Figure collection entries
________

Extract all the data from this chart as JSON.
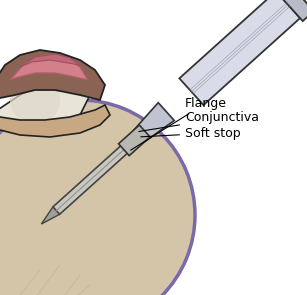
{
  "bg_color": "#f0f0f0",
  "eye_ball_color": "#d4c5a9",
  "eye_ball_outline": "#222222",
  "sclera_color": "#e8e0d0",
  "iris_color": "#6b4c3b",
  "eyelid_color": "#c8a882",
  "conjunctiva_color": "#c8b8a0",
  "label_soft_stop": "Soft stop",
  "label_conjunctiva": "Conjunctiva",
  "label_flange": "Flange",
  "label_fontsize": 9,
  "needle_color": "#b0b0b0",
  "needle_outline": "#333333",
  "syringe_color": "#d0d8e0",
  "syringe_outline": "#444444"
}
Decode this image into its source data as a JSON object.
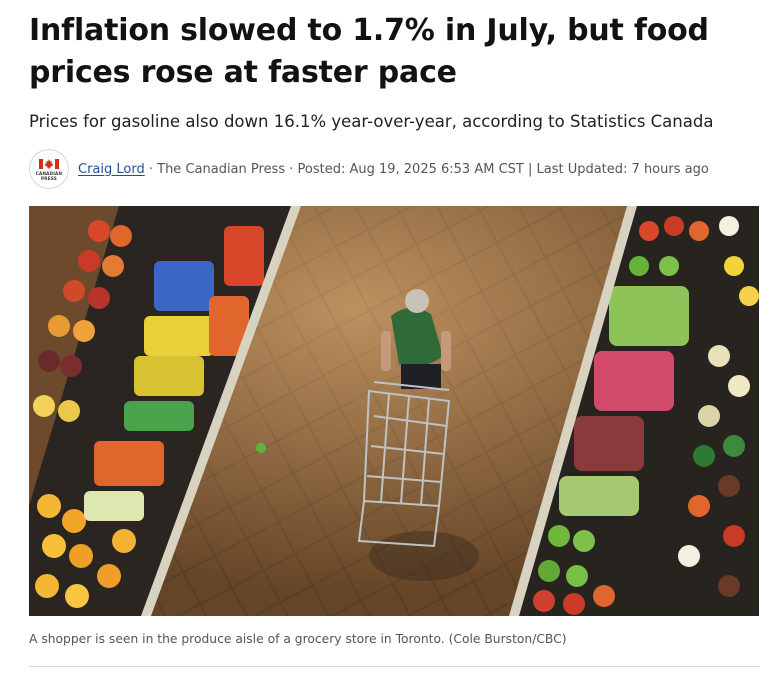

________

Exercise aim: Print the whole listing above once more, word for word, without its pictures.

Task result:
Extract all the data from this chart as JSON.
{
  "bg_color": "#f0f0f0",
  "eye_ball_color": "#d4c5a9",
  "eye_ball_outline": "#222222",
  "sclera_color": "#e8e0d0",
  "iris_color": "#6b4c3b",
  "eyelid_color": "#c8a882",
  "conjunctiva_color": "#c8b8a0",
  "label_soft_stop": "Soft stop",
  "label_conjunctiva": "Conjunctiva",
  "label_flange": "Flange",
  "label_fontsize": 9,
  "needle_color": "#b0b0b0",
  "needle_outline": "#333333",
  "syringe_color": "#d0d8e0",
  "syringe_outline": "#444444"
}
Decode this image into its source data as a JSON object.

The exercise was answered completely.